### SOURCE MATERIAL
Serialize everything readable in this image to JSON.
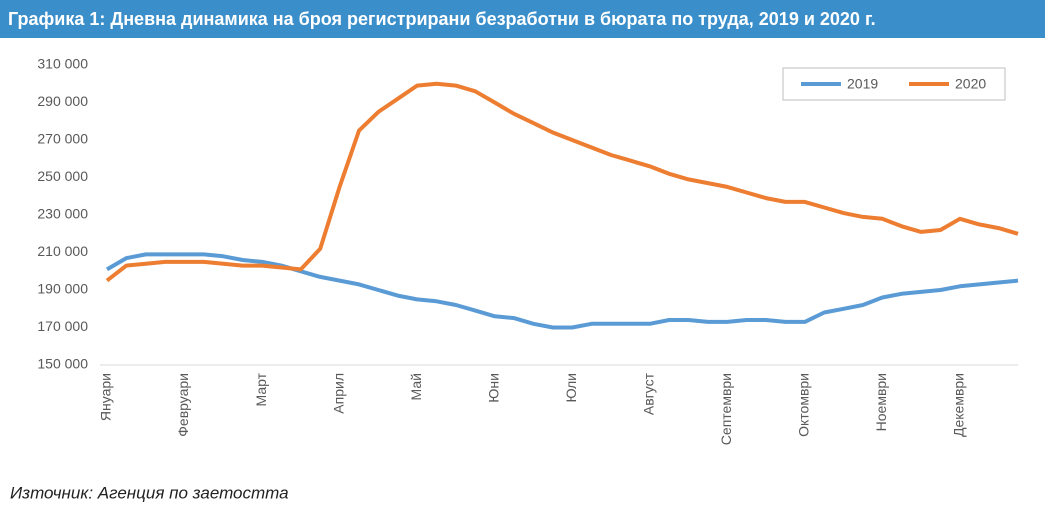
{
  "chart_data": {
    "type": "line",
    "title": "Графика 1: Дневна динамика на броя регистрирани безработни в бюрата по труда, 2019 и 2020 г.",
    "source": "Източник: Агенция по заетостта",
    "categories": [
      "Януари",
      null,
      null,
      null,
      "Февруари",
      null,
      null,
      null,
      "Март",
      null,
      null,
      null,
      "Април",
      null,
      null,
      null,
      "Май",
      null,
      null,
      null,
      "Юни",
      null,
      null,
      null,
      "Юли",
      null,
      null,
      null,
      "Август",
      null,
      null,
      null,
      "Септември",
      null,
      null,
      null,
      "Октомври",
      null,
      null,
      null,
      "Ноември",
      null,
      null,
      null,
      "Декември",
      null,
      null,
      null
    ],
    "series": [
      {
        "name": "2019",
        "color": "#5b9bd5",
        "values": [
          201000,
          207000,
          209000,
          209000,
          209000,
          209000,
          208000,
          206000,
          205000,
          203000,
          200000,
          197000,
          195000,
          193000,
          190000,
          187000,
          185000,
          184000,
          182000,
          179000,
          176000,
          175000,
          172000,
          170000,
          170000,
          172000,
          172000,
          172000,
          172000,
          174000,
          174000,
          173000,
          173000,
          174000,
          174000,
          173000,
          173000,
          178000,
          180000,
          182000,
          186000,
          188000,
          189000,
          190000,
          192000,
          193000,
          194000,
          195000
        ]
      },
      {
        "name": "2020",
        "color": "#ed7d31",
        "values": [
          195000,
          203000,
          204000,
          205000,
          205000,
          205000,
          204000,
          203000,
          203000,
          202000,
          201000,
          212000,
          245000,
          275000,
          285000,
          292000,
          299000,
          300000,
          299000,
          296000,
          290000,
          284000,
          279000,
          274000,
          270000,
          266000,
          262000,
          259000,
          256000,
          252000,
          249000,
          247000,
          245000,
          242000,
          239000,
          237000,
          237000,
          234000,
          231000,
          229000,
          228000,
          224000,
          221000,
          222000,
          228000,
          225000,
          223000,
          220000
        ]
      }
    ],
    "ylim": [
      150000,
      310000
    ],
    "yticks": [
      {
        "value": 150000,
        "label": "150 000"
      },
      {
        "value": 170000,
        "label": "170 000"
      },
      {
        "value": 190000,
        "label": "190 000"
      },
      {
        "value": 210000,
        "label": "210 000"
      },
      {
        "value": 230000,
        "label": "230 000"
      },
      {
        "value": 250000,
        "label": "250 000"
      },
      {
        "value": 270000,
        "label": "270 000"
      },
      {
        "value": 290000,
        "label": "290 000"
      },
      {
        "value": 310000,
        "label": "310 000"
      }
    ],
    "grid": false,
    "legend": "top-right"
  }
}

### EXERCISE GOAL
Using the records above, find and show each line with the string "label".

### WRITTEN ANSWER
        "label": "150 000"
        "label": "170 000"
        "label": "190 000"
        "label": "210 000"
        "label": "230 000"
        "label": "250 000"
        "label": "270 000"
        "label": "290 000"
        "label": "310 000"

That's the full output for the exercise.